>>>>
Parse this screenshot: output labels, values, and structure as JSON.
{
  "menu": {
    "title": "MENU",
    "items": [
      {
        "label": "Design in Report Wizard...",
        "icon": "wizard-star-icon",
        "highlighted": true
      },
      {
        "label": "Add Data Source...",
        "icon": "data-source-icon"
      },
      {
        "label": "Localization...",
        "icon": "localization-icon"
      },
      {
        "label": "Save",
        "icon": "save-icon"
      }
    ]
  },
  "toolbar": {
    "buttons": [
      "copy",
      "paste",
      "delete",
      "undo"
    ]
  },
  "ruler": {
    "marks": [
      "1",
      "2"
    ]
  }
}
<<<<
>>>>
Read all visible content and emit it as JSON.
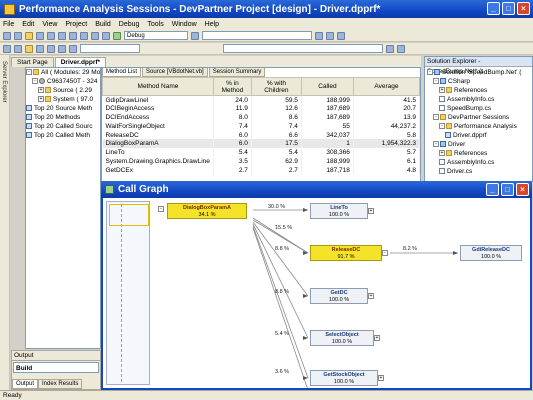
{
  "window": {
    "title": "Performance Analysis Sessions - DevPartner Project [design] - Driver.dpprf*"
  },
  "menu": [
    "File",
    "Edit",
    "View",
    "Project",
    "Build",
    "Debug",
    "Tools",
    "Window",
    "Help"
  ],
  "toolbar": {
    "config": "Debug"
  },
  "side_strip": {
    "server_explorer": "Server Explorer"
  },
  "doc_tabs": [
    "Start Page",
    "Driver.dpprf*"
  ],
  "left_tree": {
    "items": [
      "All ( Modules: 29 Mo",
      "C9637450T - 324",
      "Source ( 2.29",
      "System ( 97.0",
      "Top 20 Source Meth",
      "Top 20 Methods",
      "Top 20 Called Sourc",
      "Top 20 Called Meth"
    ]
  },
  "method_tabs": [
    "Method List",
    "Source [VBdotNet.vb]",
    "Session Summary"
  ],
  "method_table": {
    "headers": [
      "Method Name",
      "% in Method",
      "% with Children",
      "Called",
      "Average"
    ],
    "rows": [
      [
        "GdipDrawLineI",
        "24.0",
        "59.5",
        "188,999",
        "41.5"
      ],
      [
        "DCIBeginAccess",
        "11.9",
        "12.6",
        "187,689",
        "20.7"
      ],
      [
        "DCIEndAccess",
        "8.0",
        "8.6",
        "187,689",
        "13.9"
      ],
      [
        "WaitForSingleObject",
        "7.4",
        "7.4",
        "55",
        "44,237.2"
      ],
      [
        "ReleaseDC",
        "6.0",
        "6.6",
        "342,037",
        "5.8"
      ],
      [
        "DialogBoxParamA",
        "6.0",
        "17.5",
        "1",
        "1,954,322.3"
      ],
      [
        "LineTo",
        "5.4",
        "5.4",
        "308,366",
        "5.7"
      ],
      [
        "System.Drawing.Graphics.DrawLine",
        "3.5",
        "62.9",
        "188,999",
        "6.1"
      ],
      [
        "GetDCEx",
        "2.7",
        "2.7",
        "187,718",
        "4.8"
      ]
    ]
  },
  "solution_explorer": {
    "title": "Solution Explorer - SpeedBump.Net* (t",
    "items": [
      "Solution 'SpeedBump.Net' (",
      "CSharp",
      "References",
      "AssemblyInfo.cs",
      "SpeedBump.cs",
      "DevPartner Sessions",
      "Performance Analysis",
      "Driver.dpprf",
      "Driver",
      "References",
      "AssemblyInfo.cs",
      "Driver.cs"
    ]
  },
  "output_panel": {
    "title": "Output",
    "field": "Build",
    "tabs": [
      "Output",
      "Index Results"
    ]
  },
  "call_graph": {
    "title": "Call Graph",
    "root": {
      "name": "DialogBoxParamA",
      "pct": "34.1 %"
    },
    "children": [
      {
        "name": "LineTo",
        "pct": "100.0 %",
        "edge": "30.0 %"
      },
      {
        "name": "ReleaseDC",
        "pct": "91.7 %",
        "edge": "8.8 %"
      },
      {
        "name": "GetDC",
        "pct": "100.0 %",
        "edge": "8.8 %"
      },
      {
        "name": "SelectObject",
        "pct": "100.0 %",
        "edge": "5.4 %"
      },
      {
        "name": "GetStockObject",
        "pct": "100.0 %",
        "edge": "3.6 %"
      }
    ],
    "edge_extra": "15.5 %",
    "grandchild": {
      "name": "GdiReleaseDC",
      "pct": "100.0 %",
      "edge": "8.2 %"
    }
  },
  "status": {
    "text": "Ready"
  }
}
<<<<
Among the entries above, how many lines hold the string "icon"? Respond with nothing but the number.

SOLVED EXERCISE
4